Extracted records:
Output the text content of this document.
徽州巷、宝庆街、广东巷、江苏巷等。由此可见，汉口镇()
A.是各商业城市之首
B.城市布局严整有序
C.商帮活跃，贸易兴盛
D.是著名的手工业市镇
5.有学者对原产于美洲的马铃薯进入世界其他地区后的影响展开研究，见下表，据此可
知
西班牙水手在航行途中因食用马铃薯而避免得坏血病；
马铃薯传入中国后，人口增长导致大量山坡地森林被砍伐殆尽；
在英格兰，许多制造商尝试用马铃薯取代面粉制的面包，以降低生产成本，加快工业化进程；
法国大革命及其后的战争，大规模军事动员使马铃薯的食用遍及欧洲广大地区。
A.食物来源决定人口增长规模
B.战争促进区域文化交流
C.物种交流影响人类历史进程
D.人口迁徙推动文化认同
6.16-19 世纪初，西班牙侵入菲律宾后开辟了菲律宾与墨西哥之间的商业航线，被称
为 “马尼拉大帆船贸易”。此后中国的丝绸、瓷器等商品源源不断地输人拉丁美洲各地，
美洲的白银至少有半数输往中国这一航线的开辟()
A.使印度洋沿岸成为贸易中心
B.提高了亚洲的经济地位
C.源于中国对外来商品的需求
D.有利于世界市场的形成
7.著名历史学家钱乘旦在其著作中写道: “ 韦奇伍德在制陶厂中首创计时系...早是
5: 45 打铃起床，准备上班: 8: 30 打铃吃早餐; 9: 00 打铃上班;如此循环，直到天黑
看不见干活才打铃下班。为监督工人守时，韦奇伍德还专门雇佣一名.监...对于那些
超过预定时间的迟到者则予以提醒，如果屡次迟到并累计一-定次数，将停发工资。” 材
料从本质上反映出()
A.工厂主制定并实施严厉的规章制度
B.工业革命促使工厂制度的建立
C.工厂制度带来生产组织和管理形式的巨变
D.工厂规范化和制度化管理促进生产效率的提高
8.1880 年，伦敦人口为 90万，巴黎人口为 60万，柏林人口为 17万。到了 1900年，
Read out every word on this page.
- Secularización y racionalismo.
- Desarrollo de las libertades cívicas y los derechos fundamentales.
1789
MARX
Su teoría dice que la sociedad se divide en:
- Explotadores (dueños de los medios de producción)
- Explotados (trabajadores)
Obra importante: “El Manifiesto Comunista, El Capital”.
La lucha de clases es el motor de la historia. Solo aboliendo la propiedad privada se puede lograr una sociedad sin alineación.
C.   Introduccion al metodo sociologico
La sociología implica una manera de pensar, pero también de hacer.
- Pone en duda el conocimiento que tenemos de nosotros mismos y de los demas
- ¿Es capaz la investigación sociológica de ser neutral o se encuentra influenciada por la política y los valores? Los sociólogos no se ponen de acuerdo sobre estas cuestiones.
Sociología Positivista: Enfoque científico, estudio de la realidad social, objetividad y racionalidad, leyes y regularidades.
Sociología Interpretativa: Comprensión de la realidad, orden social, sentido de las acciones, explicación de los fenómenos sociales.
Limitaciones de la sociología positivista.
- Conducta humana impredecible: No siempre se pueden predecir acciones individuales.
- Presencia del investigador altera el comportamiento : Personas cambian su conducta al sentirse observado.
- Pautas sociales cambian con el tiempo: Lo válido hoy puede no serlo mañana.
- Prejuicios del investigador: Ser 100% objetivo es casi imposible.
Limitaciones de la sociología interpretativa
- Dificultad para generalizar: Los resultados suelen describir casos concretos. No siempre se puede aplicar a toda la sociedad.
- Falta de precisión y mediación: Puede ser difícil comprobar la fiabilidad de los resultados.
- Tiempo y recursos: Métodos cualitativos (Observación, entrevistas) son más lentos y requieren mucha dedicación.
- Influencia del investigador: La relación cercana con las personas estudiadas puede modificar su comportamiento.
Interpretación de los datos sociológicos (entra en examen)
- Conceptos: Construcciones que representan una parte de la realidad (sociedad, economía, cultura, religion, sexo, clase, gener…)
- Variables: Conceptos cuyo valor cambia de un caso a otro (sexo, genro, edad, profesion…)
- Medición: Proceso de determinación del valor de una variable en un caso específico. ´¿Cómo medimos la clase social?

PROBLEM DESCRIPTION
Looking at the material above, count the lines containing the string "this" and reply with the count alone.

SOLUTION
2